> _Records provided_
.....

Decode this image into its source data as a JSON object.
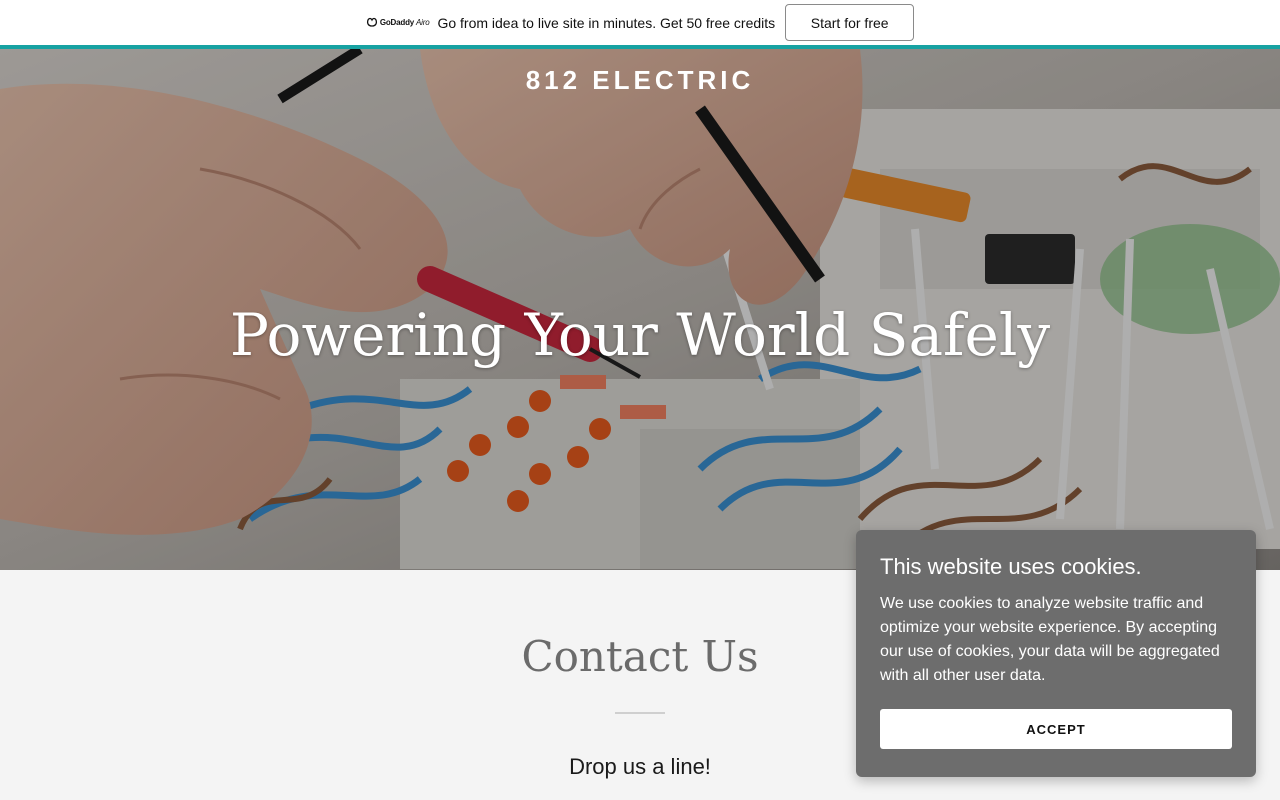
{
  "promo": {
    "logo_text": "GoDaddy",
    "logo_suffix": "Airo",
    "message": "Go from idea to live site in minutes. Get 50 free credits",
    "cta_label": "Start for free"
  },
  "hero": {
    "brand": "812 ELECTRIC",
    "title": "Powering Your World Safely"
  },
  "contact": {
    "title": "Contact Us",
    "subtitle": "Drop us a line!"
  },
  "cookie": {
    "title": "This website uses cookies.",
    "body": "We use cookies to analyze website traffic and optimize your website experience. By accepting our use of cookies, your data will be aggregated with all other user data.",
    "accept_label": "ACCEPT"
  },
  "colors": {
    "accent": "#17a2a2",
    "cookie_bg": "#6d6d6d"
  }
}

.....

> _Task goal_
Print each of the records above exactly as written, leaving no picture in the copy.

> _Final result_
Decode this image into its source data as a JSON object.
{
  "promo": {
    "logo_text": "GoDaddy",
    "logo_suffix": "Airo",
    "message": "Go from idea to live site in minutes. Get 50 free credits",
    "cta_label": "Start for free"
  },
  "hero": {
    "brand": "812 ELECTRIC",
    "title": "Powering Your World Safely"
  },
  "contact": {
    "title": "Contact Us",
    "subtitle": "Drop us a line!"
  },
  "cookie": {
    "title": "This website uses cookies.",
    "body": "We use cookies to analyze website traffic and optimize your website experience. By accepting our use of cookies, your data will be aggregated with all other user data.",
    "accept_label": "ACCEPT"
  },
  "colors": {
    "accent": "#17a2a2",
    "cookie_bg": "#6d6d6d"
  }
}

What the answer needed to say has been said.